Only one teacher acknowledged African American or Black culture as a source of influence on SARC students’ “dynamic” communication behaviors. Nearly all of the teachers believed that inner-city culture was the main source of influence and that some behaviors were just natural for kids. For instance, kids were just naturally “touchy” because they needed attention. On the other hand, lack of educated adult guidance in the children’s lives also explained why they wanted to be heard and why they relied on movements to communicate instead of words. One teacher pointed out that the inner-city neighborhood was a culture all in itself. For instance, the inner-city speech pattern was full of “slang” and was distinctly different from “proper English.” Being aggressive, the teachers believed, was required in the inner-city “survival the fittest” environment. Some of the teachers perceived that children who grew up in the inner-city environment were used to people yelling at them, loud talking, TV on all day long, and crowded living conditions. To the teachers, the inner-city culture rather than African American culture explained the children’s musical inclination, short attention span, loud-communication habits, and close personal space.

**Records provided**:
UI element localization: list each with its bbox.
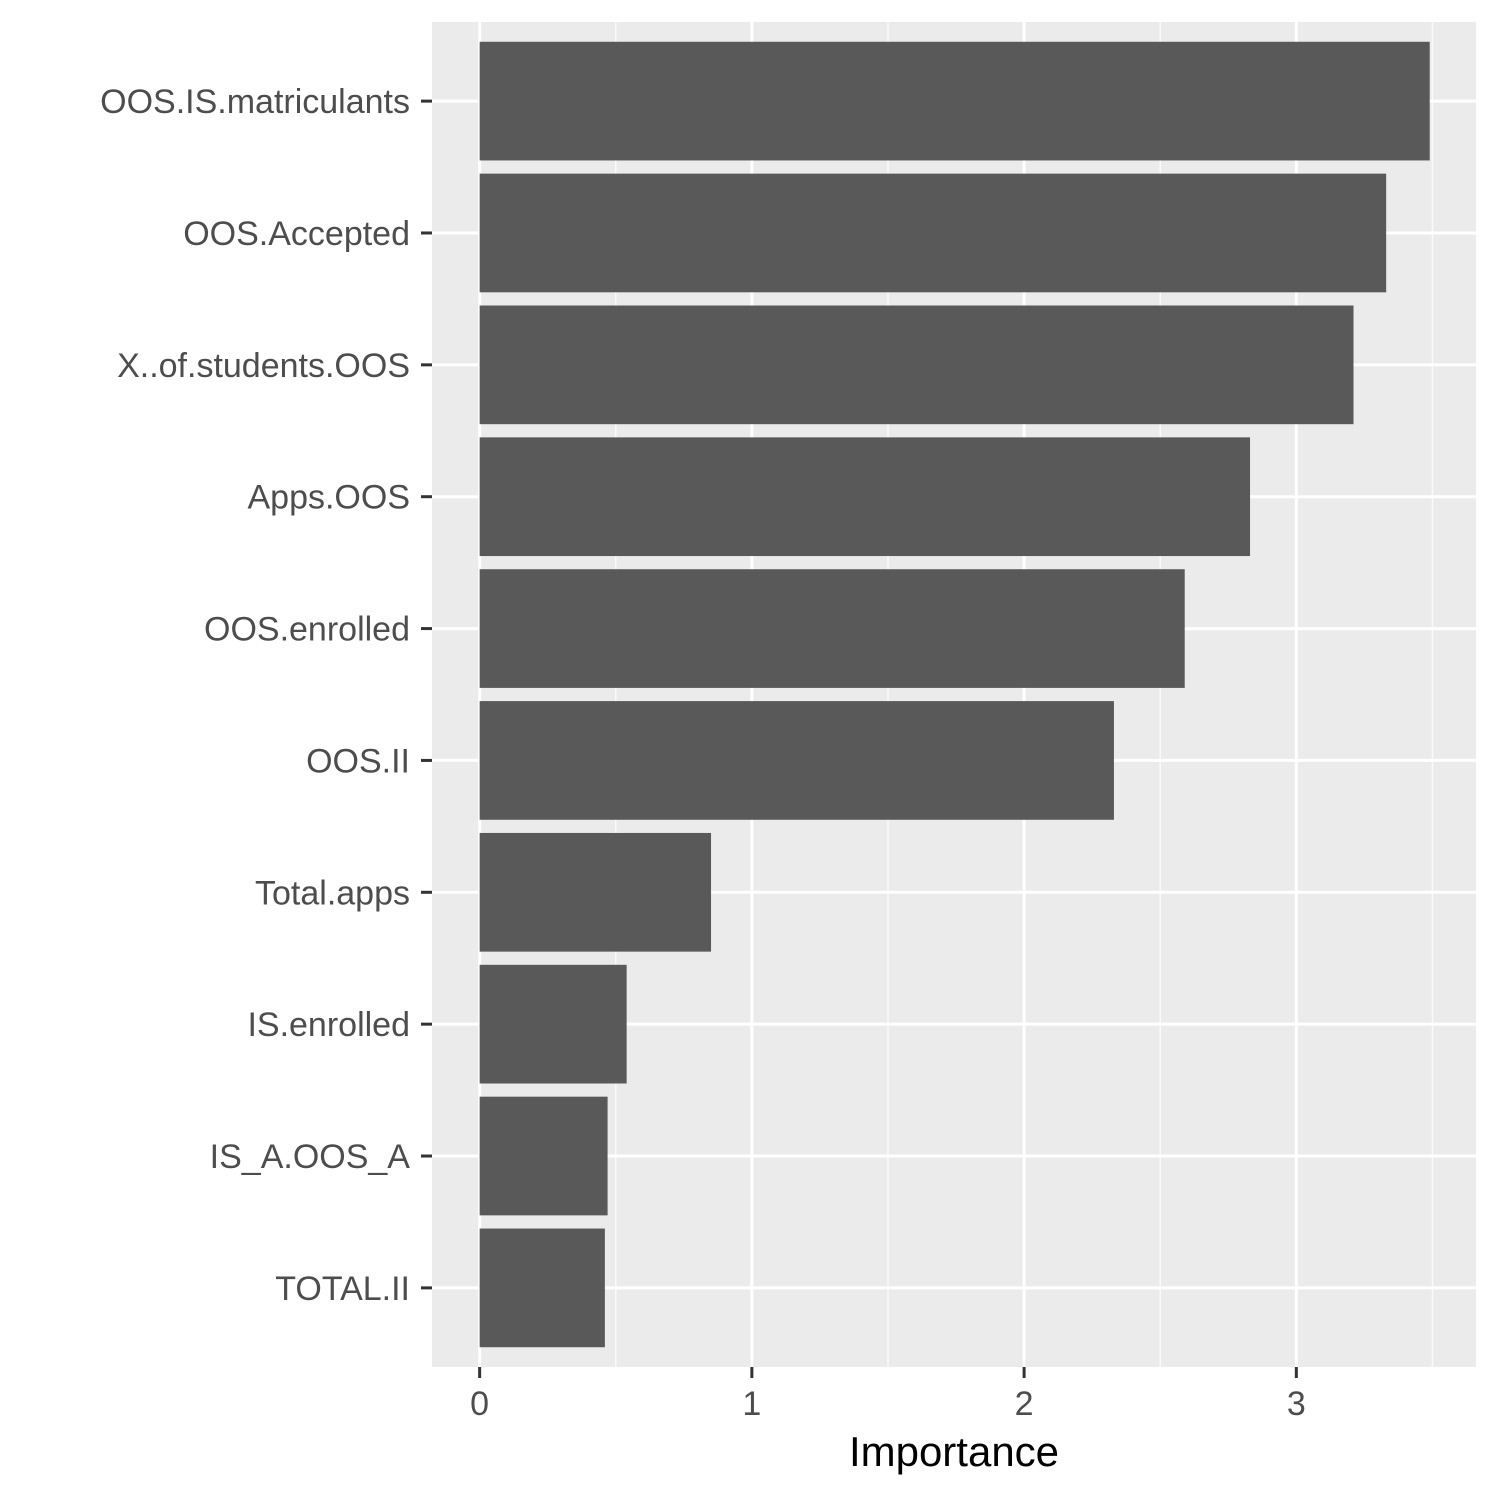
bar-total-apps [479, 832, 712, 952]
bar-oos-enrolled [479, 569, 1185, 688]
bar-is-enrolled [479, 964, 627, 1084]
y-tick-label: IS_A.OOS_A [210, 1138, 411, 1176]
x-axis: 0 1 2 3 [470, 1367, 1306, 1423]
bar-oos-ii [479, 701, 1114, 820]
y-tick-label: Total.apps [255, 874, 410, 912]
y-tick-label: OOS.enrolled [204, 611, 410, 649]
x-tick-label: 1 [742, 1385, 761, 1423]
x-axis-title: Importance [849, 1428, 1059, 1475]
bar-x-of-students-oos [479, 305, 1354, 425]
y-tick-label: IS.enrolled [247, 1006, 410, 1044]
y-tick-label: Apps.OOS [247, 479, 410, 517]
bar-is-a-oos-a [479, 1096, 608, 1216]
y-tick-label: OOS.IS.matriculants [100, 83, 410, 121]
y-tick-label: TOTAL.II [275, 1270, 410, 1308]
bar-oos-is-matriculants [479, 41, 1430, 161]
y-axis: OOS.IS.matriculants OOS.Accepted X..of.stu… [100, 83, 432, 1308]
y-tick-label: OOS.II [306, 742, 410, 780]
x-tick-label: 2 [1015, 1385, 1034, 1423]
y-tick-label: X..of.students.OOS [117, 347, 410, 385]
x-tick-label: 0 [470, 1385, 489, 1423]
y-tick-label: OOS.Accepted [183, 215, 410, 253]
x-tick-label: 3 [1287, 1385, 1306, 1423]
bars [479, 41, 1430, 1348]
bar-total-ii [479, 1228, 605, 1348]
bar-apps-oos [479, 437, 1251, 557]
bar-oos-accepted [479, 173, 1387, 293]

**Task requirements**:
1. In the passage on teachers' views, what did the teachers say explained why the children wanted to be heard and relied on movements rather than words to communicate? Answer in one to three sentences.
2. Please resume the passage on teachers' views, starting after its final sentence.

**In response**:
1. The teachers said a lack of educated adult guidance in the children's lives explained why the children wanted to be heard. The same lack of guidance explained why they relied on movements instead of words to communicate.

2.
Communication Strategies Used by Teachers

Teachers’ choices of communication strategies appeared to be determined by two main factors: their interpretation of students’ communication behaviors as shaped by their understanding of students co-cultural experience and their educational goals for students. When asked to describe the “positive communication” approach that all teachers claimed to use at SARC, the main themes that emerged from the teachers’ descriptions were “respect,” “care,” and “opening communication.” For instance, Ms. Apoorva explained, “It [SARC] is very democratic and it’s very safe because now they are in a place where they can express themselves and they’ll be listened to.”The SARC teachers used communication strategies to engage and encourage students who came from homes where little caring communication existed. The teachers also used communication strategies to educate those children who were accustomed to “disrespectful” communication toward adults.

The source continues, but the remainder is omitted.